INFORMATION GIVEN |
▽

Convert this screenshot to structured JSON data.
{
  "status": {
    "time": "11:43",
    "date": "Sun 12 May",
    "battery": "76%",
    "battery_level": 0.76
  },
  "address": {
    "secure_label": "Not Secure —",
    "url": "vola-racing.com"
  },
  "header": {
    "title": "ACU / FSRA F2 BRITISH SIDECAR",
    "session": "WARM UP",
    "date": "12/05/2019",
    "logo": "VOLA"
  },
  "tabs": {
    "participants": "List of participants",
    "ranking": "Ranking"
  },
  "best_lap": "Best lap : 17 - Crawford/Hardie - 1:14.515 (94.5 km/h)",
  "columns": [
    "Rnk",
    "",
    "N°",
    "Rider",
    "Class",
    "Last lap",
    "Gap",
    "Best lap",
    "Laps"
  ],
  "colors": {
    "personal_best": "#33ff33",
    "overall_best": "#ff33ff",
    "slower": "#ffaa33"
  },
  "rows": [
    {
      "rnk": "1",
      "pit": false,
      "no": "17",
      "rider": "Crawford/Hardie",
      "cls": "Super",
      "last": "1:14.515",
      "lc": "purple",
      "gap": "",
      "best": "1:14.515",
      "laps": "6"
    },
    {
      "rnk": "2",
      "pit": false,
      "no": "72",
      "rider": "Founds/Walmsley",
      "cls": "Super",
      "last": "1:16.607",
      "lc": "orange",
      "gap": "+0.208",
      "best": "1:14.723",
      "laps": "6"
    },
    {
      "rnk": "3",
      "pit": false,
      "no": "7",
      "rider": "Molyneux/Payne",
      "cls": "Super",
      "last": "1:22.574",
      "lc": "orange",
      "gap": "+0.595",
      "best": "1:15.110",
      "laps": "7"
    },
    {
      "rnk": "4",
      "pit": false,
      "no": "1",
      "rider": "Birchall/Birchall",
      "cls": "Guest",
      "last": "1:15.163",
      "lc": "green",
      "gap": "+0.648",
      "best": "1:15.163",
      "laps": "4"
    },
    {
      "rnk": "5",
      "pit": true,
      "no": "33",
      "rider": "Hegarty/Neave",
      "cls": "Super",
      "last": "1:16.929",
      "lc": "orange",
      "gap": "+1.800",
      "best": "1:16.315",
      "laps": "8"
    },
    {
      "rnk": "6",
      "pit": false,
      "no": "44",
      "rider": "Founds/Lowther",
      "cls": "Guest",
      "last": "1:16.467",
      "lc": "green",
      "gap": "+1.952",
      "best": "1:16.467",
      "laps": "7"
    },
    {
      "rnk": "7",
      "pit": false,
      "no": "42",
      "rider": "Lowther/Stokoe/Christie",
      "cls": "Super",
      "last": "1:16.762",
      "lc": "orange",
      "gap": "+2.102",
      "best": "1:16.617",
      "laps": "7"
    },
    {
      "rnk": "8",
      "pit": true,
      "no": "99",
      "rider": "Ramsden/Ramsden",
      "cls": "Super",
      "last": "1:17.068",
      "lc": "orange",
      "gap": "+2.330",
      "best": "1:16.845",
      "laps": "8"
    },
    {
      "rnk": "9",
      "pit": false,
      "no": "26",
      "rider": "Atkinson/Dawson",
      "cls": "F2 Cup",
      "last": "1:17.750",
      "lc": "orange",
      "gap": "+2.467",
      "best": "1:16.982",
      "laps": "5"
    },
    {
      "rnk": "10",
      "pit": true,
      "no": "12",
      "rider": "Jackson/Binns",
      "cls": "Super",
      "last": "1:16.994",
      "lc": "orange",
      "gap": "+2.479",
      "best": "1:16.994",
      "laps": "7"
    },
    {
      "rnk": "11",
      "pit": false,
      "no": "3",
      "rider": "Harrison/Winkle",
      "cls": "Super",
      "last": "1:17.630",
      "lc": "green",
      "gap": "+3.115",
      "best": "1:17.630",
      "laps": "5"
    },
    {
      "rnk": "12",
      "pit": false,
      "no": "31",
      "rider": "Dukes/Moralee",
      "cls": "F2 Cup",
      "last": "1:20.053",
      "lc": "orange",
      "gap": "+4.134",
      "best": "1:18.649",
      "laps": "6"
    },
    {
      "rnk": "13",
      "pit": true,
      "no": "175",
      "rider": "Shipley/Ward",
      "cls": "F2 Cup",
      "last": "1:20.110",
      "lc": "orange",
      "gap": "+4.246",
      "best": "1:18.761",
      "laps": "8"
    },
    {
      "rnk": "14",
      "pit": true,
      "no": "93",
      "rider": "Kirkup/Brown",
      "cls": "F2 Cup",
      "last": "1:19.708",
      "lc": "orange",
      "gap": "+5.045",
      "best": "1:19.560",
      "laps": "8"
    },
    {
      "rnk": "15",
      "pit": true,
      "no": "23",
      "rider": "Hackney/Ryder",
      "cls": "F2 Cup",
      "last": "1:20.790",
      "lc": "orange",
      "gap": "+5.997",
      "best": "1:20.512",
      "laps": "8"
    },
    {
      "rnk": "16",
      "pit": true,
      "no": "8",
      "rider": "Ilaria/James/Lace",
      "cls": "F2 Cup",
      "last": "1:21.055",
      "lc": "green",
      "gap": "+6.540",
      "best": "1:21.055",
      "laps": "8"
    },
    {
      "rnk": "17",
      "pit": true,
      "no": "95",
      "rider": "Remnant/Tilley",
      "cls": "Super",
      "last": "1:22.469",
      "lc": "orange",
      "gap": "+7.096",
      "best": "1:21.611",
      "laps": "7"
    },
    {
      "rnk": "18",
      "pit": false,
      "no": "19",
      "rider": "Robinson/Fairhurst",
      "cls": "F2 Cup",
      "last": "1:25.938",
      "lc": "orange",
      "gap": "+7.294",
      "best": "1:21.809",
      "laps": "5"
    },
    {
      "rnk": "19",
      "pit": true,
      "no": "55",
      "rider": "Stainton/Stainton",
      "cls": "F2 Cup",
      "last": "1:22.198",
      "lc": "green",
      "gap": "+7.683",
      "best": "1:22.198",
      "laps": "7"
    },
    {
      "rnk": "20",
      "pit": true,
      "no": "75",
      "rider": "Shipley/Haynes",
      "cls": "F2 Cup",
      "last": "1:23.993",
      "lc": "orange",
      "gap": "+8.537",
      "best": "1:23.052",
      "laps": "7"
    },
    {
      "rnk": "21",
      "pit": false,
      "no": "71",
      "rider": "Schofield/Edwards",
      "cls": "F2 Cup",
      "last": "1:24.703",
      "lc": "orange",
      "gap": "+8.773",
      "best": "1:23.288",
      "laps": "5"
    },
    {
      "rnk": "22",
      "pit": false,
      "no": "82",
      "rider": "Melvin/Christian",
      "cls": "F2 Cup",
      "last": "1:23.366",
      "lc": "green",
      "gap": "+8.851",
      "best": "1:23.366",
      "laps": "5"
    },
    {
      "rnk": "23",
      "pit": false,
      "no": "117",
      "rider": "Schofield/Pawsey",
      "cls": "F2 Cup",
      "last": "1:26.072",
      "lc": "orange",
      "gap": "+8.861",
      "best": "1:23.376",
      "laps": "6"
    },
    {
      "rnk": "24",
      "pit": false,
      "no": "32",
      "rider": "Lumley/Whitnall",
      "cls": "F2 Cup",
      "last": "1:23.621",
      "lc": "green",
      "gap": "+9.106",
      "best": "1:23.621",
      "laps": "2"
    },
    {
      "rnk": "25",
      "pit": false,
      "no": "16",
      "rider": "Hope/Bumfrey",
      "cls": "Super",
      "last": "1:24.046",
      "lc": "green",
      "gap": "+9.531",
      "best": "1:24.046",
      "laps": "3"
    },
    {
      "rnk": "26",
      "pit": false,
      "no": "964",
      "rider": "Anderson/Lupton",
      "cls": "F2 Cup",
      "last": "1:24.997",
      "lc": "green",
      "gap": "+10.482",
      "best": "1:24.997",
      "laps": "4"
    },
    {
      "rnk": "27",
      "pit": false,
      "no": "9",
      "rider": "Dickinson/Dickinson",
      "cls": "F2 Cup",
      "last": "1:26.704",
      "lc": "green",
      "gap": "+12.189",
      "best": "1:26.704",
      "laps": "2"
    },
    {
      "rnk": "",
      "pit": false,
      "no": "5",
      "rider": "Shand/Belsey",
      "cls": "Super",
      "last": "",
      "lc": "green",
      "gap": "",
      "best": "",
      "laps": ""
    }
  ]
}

△

Write out every line of the listing that holds the word "Founds".

      "rider": "Founds/Walmsley",
      "rider": "Founds/Lowther",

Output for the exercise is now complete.